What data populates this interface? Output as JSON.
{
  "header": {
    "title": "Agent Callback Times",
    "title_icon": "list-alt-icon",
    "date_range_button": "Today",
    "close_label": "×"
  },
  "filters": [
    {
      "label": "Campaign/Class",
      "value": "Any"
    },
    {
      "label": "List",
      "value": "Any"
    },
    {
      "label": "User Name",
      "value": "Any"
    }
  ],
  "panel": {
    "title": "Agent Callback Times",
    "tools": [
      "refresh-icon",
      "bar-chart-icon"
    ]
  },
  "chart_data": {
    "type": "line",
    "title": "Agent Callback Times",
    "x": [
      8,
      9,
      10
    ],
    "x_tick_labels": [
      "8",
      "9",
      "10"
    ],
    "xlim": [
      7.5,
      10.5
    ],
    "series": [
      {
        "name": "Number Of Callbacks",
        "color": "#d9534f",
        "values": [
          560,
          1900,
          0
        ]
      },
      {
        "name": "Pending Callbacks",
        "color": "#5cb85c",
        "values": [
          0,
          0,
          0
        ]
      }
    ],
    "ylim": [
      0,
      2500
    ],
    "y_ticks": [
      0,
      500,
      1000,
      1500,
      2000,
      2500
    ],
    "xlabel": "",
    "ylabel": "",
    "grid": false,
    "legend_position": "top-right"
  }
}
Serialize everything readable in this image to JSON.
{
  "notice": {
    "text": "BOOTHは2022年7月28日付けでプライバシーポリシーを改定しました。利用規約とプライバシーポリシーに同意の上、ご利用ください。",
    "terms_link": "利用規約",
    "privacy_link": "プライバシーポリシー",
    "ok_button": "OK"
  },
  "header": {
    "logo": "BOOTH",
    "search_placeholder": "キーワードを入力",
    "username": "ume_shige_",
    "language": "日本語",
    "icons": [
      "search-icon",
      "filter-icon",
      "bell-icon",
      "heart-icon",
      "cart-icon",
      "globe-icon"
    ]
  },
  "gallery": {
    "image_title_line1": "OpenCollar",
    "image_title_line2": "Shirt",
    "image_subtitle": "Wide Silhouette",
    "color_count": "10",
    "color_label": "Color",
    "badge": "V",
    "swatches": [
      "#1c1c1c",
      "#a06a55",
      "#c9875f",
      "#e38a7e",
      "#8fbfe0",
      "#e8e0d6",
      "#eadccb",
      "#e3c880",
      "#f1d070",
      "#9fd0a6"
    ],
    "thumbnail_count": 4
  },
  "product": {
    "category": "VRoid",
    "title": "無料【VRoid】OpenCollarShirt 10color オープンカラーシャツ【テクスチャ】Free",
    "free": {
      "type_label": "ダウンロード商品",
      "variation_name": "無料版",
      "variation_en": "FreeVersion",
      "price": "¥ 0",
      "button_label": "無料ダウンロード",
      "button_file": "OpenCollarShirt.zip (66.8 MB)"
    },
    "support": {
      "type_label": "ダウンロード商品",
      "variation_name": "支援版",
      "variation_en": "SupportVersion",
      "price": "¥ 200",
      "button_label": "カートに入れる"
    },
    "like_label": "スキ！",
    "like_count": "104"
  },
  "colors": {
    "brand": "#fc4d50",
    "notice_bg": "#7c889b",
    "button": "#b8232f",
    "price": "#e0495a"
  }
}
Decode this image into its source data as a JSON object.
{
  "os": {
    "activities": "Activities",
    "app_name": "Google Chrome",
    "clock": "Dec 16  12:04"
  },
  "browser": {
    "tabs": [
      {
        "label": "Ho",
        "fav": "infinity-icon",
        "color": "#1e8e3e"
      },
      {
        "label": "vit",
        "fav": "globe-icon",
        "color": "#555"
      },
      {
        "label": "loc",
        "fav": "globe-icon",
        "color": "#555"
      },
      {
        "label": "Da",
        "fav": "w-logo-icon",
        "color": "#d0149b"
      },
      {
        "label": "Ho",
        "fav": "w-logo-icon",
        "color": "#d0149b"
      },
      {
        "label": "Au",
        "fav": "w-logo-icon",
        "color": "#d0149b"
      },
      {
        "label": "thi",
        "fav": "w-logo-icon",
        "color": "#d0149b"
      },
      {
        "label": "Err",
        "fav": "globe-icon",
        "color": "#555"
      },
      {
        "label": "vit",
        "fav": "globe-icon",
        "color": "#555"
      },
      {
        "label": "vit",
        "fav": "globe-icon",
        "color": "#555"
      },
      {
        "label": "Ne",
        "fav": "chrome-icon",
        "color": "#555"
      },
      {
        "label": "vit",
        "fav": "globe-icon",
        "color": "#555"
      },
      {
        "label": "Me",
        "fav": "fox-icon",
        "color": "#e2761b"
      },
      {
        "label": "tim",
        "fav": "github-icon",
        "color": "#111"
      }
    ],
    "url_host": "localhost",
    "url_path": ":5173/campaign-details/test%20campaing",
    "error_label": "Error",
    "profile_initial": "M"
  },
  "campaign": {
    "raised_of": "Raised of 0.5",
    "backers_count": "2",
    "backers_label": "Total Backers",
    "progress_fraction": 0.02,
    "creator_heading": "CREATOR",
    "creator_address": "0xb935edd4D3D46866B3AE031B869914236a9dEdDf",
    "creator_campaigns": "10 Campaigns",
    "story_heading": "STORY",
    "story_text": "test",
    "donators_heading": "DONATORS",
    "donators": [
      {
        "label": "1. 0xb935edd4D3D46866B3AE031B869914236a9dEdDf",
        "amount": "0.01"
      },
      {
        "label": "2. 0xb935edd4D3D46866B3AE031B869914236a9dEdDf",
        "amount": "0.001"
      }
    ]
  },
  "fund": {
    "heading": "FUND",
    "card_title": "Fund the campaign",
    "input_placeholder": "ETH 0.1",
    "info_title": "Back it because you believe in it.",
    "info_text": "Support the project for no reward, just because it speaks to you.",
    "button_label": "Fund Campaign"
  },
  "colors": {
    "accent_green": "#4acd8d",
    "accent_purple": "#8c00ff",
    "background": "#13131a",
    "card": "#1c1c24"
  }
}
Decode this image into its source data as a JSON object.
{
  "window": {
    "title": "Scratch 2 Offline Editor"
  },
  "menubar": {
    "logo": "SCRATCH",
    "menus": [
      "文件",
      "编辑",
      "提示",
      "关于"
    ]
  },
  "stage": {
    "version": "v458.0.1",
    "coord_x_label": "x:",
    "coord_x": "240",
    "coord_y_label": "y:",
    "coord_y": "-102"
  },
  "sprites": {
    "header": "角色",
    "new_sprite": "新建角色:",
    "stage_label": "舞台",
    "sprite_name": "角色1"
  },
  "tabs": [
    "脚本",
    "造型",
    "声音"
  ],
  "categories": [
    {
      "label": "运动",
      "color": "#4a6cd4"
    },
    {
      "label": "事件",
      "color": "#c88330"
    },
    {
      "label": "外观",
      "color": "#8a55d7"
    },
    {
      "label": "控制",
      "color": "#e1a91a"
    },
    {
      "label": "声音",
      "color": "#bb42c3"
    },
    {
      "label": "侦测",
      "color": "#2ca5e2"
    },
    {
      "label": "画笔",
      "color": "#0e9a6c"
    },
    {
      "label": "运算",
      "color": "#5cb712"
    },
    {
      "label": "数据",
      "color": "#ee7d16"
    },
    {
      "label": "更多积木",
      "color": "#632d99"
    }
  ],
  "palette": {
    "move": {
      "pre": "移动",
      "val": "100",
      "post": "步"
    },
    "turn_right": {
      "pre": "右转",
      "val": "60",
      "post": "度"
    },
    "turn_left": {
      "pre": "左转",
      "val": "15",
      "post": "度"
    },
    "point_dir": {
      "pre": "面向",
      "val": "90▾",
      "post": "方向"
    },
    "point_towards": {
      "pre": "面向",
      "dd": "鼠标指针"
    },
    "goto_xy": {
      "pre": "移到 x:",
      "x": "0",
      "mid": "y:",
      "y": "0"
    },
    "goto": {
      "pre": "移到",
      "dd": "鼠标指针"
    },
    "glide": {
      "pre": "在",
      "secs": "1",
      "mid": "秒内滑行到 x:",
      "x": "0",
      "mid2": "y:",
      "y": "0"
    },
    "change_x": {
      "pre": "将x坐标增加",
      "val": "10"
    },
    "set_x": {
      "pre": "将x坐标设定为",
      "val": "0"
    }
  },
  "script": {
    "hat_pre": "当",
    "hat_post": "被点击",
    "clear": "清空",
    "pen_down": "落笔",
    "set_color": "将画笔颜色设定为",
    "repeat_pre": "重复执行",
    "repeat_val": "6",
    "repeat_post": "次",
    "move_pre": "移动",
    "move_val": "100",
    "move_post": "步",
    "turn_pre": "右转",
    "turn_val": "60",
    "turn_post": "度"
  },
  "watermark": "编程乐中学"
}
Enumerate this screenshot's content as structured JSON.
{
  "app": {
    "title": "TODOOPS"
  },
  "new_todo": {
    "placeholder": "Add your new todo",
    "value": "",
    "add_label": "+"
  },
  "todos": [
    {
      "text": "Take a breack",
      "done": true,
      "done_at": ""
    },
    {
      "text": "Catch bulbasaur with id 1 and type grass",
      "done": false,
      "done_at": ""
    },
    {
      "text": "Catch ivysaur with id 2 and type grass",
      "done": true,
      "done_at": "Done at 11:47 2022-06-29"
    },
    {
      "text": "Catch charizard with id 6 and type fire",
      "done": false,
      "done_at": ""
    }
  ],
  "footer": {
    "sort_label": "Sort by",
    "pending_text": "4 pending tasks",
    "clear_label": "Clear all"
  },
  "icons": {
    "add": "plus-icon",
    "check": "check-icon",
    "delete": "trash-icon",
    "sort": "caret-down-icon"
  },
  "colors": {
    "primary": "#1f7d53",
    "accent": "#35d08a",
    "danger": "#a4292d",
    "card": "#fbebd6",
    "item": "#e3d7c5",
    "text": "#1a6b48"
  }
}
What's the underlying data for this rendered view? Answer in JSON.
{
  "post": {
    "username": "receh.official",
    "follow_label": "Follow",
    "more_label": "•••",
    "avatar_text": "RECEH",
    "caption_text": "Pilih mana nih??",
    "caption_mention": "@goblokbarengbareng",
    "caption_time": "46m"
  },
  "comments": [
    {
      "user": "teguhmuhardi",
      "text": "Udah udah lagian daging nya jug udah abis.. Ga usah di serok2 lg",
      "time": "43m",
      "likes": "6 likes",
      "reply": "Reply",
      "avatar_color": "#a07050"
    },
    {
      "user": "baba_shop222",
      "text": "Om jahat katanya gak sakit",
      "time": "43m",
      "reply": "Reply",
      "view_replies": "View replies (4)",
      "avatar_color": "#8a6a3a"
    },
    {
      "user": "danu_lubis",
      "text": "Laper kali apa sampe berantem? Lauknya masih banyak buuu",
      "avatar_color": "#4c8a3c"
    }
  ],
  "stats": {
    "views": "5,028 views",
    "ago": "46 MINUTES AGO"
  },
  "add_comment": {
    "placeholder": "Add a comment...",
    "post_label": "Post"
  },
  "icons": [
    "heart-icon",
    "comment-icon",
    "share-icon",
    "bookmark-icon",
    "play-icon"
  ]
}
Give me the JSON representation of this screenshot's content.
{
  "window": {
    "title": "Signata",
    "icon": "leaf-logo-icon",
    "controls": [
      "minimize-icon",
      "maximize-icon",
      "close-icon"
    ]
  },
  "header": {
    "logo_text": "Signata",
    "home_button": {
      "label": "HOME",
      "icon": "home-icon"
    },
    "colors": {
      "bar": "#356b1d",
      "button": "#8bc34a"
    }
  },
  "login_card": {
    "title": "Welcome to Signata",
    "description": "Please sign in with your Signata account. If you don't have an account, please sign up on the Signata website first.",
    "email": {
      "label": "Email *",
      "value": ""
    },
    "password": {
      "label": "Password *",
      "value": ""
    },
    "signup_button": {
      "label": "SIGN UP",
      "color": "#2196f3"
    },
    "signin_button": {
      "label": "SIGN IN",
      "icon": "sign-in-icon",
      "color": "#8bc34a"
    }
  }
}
◇ ◇ ◇ ◇ ◇ ◇ ◇
→ YOUR INSTRUCTIONS
Your answer should be one number: how many lines in the material above contain the string "Callbacks".

→ THE REPLY
2